# WHAT NEEDS TO BE DONE
Report how many lines contain the word "label"; answer with the number only.
_ _ _ _
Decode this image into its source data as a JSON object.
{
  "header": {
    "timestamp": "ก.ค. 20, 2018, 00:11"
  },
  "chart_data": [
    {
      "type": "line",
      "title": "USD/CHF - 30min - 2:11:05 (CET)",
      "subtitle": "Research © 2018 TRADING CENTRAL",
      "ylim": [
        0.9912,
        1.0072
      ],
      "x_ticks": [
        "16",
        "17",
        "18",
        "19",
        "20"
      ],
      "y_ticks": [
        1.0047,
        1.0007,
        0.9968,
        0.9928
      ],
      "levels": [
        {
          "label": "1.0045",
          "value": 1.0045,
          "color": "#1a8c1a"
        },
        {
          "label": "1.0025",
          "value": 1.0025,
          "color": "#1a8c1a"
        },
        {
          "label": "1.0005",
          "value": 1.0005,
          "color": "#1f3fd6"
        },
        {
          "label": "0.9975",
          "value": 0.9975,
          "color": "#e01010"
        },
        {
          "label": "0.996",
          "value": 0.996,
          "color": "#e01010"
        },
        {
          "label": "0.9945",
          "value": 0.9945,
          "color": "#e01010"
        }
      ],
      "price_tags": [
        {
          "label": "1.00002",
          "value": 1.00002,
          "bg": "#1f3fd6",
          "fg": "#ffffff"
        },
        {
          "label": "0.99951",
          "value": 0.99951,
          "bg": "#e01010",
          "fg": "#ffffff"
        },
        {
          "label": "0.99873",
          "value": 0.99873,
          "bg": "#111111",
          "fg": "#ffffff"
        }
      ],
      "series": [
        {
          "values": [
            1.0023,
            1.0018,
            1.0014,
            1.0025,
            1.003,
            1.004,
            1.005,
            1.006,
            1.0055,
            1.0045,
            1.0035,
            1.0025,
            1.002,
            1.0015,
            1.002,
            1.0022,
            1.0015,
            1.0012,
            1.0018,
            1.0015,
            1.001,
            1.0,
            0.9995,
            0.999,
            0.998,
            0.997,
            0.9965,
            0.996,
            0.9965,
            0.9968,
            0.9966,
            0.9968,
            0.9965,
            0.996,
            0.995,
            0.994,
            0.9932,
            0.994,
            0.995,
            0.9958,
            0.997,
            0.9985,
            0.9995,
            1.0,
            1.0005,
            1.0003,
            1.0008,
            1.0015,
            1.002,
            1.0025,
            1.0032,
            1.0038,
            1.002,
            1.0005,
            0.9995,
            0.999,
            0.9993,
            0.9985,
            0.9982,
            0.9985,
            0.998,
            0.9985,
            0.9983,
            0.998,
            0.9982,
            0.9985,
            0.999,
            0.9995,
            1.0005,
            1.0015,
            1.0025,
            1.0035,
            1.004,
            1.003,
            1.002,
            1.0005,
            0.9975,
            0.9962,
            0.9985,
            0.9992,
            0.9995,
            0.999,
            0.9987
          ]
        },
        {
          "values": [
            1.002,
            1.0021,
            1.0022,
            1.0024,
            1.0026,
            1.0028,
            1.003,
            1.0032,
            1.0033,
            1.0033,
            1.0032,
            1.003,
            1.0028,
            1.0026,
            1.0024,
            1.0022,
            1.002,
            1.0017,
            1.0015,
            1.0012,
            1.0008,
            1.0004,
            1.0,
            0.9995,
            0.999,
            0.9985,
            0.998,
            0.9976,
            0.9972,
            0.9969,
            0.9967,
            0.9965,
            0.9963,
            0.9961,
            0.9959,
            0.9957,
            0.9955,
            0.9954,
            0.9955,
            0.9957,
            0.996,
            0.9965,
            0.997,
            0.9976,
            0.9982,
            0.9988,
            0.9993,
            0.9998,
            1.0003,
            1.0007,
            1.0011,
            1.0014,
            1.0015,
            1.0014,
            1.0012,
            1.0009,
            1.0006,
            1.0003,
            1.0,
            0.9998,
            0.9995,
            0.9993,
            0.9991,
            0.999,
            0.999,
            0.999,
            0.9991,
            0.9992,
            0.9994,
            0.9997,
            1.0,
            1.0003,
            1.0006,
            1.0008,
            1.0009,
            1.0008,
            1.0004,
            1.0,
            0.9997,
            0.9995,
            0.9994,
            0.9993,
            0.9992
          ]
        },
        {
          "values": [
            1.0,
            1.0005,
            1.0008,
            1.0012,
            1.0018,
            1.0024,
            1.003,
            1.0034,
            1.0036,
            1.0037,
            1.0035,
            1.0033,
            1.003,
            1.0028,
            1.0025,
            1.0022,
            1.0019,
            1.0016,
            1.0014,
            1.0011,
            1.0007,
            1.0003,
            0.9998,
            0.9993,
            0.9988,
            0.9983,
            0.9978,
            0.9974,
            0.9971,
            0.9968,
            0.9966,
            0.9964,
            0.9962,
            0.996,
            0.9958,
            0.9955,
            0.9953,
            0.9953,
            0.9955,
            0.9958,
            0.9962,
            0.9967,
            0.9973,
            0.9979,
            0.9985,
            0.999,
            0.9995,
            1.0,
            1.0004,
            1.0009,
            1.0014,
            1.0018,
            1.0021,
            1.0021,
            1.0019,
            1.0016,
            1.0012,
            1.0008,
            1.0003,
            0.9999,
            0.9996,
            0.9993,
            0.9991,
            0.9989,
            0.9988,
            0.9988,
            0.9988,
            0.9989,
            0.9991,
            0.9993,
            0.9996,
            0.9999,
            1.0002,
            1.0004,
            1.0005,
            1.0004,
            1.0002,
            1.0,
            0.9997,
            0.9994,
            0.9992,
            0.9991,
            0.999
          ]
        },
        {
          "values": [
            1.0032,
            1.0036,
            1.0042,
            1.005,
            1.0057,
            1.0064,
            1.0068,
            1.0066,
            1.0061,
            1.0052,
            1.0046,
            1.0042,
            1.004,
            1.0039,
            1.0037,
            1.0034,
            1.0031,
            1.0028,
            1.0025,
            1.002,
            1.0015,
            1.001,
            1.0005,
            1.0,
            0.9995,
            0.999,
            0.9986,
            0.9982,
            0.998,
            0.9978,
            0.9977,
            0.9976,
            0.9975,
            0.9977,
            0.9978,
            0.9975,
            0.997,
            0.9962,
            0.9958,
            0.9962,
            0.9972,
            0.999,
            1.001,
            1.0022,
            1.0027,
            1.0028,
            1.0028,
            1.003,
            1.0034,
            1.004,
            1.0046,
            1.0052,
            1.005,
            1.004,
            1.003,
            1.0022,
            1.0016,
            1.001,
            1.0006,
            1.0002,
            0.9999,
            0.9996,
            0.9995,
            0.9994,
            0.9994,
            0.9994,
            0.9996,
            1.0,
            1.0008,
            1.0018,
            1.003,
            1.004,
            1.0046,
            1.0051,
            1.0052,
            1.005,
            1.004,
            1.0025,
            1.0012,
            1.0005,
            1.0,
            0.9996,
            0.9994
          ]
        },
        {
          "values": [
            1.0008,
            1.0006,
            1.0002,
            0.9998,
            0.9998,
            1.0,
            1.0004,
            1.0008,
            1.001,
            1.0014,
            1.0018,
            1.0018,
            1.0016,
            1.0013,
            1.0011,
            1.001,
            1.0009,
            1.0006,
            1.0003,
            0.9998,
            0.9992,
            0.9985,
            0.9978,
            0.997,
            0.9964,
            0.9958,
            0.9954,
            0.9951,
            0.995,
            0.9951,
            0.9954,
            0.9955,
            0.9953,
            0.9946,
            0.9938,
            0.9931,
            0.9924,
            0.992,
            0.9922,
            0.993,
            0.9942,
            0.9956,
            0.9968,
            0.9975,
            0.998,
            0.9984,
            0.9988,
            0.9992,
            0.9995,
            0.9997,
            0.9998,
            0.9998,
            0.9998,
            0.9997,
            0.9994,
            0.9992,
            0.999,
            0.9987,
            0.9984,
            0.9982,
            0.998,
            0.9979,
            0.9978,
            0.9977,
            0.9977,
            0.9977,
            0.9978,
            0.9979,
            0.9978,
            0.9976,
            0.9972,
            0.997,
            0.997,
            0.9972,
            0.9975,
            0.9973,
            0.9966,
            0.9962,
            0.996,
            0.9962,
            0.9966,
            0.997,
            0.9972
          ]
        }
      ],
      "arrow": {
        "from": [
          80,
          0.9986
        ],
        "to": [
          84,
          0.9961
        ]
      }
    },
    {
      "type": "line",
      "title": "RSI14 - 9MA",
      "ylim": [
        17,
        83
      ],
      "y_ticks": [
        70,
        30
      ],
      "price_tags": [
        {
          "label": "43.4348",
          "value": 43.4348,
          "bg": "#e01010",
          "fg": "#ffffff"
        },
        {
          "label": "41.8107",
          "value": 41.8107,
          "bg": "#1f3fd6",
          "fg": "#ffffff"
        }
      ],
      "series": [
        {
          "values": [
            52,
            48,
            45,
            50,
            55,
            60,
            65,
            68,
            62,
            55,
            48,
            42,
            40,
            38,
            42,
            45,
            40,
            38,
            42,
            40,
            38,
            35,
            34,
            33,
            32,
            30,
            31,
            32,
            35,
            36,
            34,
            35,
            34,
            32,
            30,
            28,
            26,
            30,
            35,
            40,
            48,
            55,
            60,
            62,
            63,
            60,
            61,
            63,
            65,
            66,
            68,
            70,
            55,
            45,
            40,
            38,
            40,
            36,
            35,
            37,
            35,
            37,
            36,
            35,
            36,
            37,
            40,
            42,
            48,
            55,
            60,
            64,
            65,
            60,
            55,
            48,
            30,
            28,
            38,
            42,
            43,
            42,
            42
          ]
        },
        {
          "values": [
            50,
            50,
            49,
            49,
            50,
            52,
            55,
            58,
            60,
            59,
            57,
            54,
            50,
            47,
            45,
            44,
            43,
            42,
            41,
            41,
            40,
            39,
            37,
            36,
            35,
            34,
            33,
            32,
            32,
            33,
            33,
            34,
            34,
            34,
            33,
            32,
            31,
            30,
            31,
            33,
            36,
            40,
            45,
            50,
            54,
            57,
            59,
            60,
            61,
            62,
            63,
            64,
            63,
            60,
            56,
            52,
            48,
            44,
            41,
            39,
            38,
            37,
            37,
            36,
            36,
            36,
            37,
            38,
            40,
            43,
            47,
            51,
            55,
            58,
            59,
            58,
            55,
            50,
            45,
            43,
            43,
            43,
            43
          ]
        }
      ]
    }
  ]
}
_ _ _ _
# EXERCISE RESPONSE
11